From the entries provided below, copy each line that contains the word "Levels".
|---|
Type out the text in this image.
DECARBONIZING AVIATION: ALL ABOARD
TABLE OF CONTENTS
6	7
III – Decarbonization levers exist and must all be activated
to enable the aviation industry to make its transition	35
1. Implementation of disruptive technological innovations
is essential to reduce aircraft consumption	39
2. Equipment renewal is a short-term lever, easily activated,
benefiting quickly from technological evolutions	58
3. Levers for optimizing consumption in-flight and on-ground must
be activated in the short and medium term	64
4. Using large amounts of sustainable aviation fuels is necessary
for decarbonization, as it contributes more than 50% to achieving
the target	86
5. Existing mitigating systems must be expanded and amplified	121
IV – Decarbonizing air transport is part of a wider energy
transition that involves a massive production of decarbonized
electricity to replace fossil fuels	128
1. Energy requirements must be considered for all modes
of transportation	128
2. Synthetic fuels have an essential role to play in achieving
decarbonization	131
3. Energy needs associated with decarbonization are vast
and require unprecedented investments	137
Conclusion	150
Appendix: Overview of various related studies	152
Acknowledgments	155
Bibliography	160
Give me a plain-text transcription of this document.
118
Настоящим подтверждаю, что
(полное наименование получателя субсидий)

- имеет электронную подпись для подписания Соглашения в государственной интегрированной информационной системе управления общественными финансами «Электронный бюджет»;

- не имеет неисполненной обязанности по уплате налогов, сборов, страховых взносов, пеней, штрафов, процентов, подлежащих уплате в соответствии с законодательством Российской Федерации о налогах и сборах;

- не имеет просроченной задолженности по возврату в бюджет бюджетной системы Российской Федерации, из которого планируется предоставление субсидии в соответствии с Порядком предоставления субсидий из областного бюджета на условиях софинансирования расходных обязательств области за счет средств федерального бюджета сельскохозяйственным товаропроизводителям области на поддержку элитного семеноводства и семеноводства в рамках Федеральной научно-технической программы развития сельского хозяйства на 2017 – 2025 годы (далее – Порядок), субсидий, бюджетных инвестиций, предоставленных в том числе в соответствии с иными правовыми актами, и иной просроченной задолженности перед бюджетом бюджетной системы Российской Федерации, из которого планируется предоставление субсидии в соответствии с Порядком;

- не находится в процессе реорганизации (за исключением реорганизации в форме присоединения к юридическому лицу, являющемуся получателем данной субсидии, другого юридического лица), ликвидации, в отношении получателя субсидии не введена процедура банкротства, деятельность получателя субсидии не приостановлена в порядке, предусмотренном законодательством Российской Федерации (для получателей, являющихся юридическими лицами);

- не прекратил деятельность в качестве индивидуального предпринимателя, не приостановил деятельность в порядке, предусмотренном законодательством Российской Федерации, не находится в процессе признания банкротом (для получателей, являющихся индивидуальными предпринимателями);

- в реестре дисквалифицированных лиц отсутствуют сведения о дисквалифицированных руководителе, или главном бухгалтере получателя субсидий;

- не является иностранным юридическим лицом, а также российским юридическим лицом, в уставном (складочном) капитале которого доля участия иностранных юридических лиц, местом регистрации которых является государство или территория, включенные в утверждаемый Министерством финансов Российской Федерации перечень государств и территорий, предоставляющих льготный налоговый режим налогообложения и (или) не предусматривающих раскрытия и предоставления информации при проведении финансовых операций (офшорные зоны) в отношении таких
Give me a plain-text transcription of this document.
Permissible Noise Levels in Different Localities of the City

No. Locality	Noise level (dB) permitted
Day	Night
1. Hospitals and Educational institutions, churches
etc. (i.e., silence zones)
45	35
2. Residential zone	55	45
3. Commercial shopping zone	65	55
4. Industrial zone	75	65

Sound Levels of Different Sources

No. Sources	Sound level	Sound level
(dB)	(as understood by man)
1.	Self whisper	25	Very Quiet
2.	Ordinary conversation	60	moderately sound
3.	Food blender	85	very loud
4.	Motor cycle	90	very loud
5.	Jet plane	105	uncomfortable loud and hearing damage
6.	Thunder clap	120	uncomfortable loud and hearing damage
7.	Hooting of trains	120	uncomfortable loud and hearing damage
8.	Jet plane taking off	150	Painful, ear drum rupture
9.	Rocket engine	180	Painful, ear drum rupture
|---|
# [Exercise solution]
Permissible Noise Levels in Different Localities of the City
Sound Levels of Different Sources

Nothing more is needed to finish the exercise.